**What is expected:** Pull out every line with the word "warning" from the entries below.
— BEGIN The records —
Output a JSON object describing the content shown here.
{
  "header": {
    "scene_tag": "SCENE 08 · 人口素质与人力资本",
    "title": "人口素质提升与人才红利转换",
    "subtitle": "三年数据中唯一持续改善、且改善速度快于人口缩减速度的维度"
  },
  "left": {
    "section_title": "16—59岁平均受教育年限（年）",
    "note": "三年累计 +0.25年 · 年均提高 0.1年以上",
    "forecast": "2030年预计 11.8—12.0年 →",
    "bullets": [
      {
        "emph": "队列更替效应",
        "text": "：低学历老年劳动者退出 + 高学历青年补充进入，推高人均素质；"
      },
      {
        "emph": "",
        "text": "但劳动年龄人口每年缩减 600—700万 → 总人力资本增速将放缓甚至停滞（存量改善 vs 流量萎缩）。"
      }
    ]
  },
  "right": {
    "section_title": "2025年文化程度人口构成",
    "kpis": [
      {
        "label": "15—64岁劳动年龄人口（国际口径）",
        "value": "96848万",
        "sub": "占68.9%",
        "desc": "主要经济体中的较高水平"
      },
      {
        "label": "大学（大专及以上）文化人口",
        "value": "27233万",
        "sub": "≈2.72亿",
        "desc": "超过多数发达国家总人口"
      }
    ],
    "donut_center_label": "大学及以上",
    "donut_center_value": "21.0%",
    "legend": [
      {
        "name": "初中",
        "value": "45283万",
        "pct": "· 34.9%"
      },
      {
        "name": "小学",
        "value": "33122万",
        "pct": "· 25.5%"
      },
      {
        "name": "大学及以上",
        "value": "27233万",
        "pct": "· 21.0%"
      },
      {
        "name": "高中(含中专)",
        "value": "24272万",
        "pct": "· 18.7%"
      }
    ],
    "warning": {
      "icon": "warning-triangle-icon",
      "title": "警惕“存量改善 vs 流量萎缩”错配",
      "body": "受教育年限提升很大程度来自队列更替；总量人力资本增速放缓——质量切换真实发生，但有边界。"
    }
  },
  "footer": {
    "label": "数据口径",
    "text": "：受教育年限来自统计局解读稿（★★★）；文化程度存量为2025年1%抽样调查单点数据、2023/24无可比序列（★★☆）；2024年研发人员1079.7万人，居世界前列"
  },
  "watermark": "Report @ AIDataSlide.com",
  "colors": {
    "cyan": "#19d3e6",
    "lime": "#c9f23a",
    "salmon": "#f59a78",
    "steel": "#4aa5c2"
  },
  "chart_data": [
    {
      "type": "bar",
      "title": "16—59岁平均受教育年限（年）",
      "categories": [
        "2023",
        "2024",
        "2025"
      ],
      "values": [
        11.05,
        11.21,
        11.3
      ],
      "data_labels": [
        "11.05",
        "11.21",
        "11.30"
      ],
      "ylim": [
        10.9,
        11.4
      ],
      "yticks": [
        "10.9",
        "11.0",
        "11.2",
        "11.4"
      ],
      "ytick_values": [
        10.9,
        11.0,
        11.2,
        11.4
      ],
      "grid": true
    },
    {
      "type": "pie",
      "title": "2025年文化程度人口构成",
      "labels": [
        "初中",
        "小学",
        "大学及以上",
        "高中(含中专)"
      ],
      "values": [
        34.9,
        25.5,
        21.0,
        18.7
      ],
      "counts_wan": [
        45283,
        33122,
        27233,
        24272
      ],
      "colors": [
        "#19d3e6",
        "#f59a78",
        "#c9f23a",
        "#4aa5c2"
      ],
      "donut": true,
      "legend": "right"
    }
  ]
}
— END The records —
**Full answer:**
    "warning": {
      "icon": "warning-triangle-icon",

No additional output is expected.